(Figure content listings)
----
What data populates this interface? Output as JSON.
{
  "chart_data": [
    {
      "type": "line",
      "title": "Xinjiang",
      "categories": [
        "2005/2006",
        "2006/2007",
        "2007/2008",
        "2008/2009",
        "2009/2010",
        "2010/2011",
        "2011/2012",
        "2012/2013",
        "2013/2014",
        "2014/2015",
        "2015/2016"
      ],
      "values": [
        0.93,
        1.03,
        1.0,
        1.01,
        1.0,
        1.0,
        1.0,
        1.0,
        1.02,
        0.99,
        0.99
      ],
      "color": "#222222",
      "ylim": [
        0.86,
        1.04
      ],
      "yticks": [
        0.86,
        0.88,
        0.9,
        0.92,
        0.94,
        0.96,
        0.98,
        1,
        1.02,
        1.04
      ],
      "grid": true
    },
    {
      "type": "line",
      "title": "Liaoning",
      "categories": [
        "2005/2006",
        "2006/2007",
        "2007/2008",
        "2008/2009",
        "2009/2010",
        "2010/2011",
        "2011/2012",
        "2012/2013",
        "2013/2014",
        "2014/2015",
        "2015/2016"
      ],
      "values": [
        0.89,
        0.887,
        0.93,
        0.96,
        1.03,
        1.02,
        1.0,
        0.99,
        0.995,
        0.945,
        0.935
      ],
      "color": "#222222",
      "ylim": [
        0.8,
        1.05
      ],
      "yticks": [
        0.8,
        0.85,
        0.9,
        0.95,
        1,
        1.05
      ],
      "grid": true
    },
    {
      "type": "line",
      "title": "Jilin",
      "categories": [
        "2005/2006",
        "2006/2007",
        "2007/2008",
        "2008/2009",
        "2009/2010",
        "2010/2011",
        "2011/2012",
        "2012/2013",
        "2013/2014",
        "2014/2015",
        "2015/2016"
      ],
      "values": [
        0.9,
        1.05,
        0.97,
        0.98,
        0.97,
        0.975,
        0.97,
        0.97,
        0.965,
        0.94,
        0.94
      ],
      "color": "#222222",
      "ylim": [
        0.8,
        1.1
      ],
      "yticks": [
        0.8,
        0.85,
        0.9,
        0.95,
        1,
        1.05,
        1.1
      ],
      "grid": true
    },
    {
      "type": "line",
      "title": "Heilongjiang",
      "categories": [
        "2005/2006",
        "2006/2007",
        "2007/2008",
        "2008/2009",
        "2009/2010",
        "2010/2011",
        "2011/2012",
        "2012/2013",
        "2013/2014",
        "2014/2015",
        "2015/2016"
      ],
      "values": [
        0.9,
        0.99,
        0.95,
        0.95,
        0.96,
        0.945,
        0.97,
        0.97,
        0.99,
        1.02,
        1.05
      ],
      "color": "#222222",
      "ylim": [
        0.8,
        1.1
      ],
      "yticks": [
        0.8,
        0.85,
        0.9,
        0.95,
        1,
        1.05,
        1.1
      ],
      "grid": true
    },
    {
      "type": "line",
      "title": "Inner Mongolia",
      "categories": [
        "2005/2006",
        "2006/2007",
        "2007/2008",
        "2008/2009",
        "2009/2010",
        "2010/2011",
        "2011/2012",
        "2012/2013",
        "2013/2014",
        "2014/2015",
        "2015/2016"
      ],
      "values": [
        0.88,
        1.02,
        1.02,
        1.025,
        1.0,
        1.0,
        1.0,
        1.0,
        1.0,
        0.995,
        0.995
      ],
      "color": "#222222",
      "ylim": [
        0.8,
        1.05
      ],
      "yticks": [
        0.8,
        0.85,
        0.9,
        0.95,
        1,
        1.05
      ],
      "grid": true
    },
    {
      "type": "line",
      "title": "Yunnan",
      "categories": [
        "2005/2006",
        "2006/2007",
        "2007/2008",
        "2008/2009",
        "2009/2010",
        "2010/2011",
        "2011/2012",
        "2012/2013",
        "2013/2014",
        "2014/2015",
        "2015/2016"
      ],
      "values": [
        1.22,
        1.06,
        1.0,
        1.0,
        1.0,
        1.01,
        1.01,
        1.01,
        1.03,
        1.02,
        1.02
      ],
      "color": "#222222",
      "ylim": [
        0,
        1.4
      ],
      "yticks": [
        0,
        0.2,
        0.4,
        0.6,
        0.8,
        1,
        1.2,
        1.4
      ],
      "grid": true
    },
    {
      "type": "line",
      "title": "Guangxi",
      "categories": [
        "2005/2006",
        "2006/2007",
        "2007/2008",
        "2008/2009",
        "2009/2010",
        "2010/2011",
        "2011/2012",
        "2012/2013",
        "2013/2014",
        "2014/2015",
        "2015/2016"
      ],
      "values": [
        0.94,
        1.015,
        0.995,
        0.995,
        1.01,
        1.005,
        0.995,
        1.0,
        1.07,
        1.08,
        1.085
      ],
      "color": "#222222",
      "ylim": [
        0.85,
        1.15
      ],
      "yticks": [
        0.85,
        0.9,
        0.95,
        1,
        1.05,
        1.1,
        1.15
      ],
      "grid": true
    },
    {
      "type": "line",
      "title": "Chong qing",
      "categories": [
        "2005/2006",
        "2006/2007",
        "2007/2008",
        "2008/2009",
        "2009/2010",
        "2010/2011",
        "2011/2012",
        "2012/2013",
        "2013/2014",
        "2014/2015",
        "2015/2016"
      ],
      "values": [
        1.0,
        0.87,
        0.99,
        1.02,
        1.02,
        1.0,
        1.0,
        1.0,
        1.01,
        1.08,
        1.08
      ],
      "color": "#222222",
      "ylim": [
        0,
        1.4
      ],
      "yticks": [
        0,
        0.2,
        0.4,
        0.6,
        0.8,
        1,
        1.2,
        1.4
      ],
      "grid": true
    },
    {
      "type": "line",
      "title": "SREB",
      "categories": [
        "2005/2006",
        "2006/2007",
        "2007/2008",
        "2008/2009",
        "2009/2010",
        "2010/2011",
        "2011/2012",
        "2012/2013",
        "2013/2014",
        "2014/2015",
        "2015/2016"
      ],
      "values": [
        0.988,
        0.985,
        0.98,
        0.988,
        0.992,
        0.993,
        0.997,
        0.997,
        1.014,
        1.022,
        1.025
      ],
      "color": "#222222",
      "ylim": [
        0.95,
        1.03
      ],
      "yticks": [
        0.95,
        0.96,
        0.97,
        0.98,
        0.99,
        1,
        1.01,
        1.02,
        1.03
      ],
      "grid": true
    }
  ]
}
----
◆ **GIVEN TASK**:
Output each record exactly, leaving nothing out.

◆ **WORKED ANSWER**:
What data populates this interface? Output as JSON.
{
  "chart_data": [
    {
      "type": "line",
      "title": "Xinjiang",
      "categories": [
        "2005/2006",
        "2006/2007",
        "2007/2008",
        "2008/2009",
        "2009/2010",
        "2010/2011",
        "2011/2012",
        "2012/2013",
        "2013/2014",
        "2014/2015",
        "2015/2016"
      ],
      "values": [
        0.93,
        1.03,
        1.0,
        1.01,
        1.0,
        1.0,
        1.0,
        1.0,
        1.02,
        0.99,
        0.99
      ],
      "color": "#222222",
      "ylim": [
        0.86,
        1.04
      ],
      "yticks": [
        0.86,
        0.88,
        0.9,
        0.92,
        0.94,
        0.96,
        0.98,
        1,
        1.02,
        1.04
      ],
      "grid": true
    },
    {
      "type": "line",
      "title": "Liaoning",
      "categories": [
        "2005/2006",
        "2006/2007",
        "2007/2008",
        "2008/2009",
        "2009/2010",
        "2010/2011",
        "2011/2012",
        "2012/2013",
        "2013/2014",
        "2014/2015",
        "2015/2016"
      ],
      "values": [
        0.89,
        0.887,
        0.93,
        0.96,
        1.03,
        1.02,
        1.0,
        0.99,
        0.995,
        0.945,
        0.935
      ],
      "color": "#222222",
      "ylim": [
        0.8,
        1.05
      ],
      "yticks": [
        0.8,
        0.85,
        0.9,
        0.95,
        1,
        1.05
      ],
      "grid": true
    },
    {
      "type": "line",
      "title": "Jilin",
      "categories": [
        "2005/2006",
        "2006/2007",
        "2007/2008",
        "2008/2009",
        "2009/2010",
        "2010/2011",
        "2011/2012",
        "2012/2013",
        "2013/2014",
        "2014/2015",
        "2015/2016"
      ],
      "values": [
        0.9,
        1.05,
        0.97,
        0.98,
        0.97,
        0.975,
        0.97,
        0.97,
        0.965,
        0.94,
        0.94
      ],
      "color": "#222222",
      "ylim": [
        0.8,
        1.1
      ],
      "yticks": [
        0.8,
        0.85,
        0.9,
        0.95,
        1,
        1.05,
        1.1
      ],
      "grid": true
    },
    {
      "type": "line",
      "title": "Heilongjiang",
      "categories": [
        "2005/2006",
        "2006/2007",
        "2007/2008",
        "2008/2009",
        "2009/2010",
        "2010/2011",
        "2011/2012",
        "2012/2013",
        "2013/2014",
        "2014/2015",
        "2015/2016"
      ],
      "values": [
        0.9,
        0.99,
        0.95,
        0.95,
        0.96,
        0.945,
        0.97,
        0.97,
        0.99,
        1.02,
        1.05
      ],
      "color": "#222222",
      "ylim": [
        0.8,
        1.1
      ],
      "yticks": [
        0.8,
        0.85,
        0.9,
        0.95,
        1,
        1.05,
        1.1
      ],
      "grid": true
    },
    {
      "type": "line",
      "title": "Inner Mongolia",
      "categories": [
        "2005/2006",
        "2006/2007",
        "2007/2008",
        "2008/2009",
        "2009/2010",
        "2010/2011",
        "2011/2012",
        "2012/2013",
        "2013/2014",
        "2014/2015",
        "2015/2016"
      ],
      "values": [
        0.88,
        1.02,
        1.02,
        1.025,
        1.0,
        1.0,
        1.0,
        1.0,
        1.0,
        0.995,
        0.995
      ],
      "color": "#222222",
      "ylim": [
        0.8,
        1.05
      ],
      "yticks": [
        0.8,
        0.85,
        0.9,
        0.95,
        1,
        1.05
      ],
      "grid": true
    },
    {
      "type": "line",
      "title": "Yunnan",
      "categories": [
        "2005/2006",
        "2006/2007",
        "2007/2008",
        "2008/2009",
        "2009/2010",
        "2010/2011",
        "2011/2012",
        "2012/2013",
        "2013/2014",
        "2014/2015",
        "2015/2016"
      ],
      "values": [
        1.22,
        1.06,
        1.0,
        1.0,
        1.0,
        1.01,
        1.01,
        1.01,
        1.03,
        1.02,
        1.02
      ],
      "color": "#222222",
      "ylim": [
        0,
        1.4
      ],
      "yticks": [
        0,
        0.2,
        0.4,
        0.6,
        0.8,
        1,
        1.2,
        1.4
      ],
      "grid": true
    },
    {
      "type": "line",
      "title": "Guangxi",
      "categories": [
        "2005/2006",
        "2006/2007",
        "2007/2008",
        "2008/2009",
        "2009/2010",
        "2010/2011",
        "2011/2012",
        "2012/2013",
        "2013/2014",
        "2014/2015",
        "2015/2016"
      ],
      "values": [
        0.94,
        1.015,
        0.995,
        0.995,
        1.01,
        1.005,
        0.995,
        1.0,
        1.07,
        1.08,
        1.085
      ],
      "color": "#222222",
      "ylim": [
        0.85,
        1.15
      ],
      "yticks": [
        0.85,
        0.9,
        0.95,
        1,
        1.05,
        1.1,
        1.15
      ],
      "grid": true
    },
    {
      "type": "line",
      "title": "Chong qing",
      "categories": [
        "2005/2006",
        "2006/2007",
        "2007/2008",
        "2008/2009",
        "2009/2010",
        "2010/2011",
        "2011/2012",
        "2012/2013",
        "2013/2014",
        "2014/2015",
        "2015/2016"
      ],
      "values": [
        1.0,
        0.87,
        0.99,
        1.02,
        1.02,
        1.0,
        1.0,
        1.0,
        1.01,
        1.08,
        1.08
      ],
      "color": "#222222",
      "ylim": [
        0,
        1.4
      ],
      "yticks": [
        0,
        0.2,
        0.4,
        0.6,
        0.8,
        1,
        1.2,
        1.4
      ],
      "grid": true
    },
    {
      "type": "line",
      "title": "SREB",
      "categories": [
        "2005/2006",
        "2006/2007",
        "2007/2008",
        "2008/2009",
        "2009/2010",
        "2010/2011",
        "2011/2012",
        "2012/2013",
        "2013/2014",
        "2014/2015",
        "2015/2016"
      ],
      "values": [
        0.988,
        0.985,
        0.98,
        0.988,
        0.992,
        0.993,
        0.997,
        0.997,
        1.014,
        1.022,
        1.025
      ],
      "color": "#222222",
      "ylim": [
        0.95,
        1.03
      ],
      "yticks": [
        0.95,
        0.96,
        0.97,
        0.98,
        0.99,
        1,
        1.01,
        1.02,
        1.03
      ],
      "grid": true
    }
  ]
}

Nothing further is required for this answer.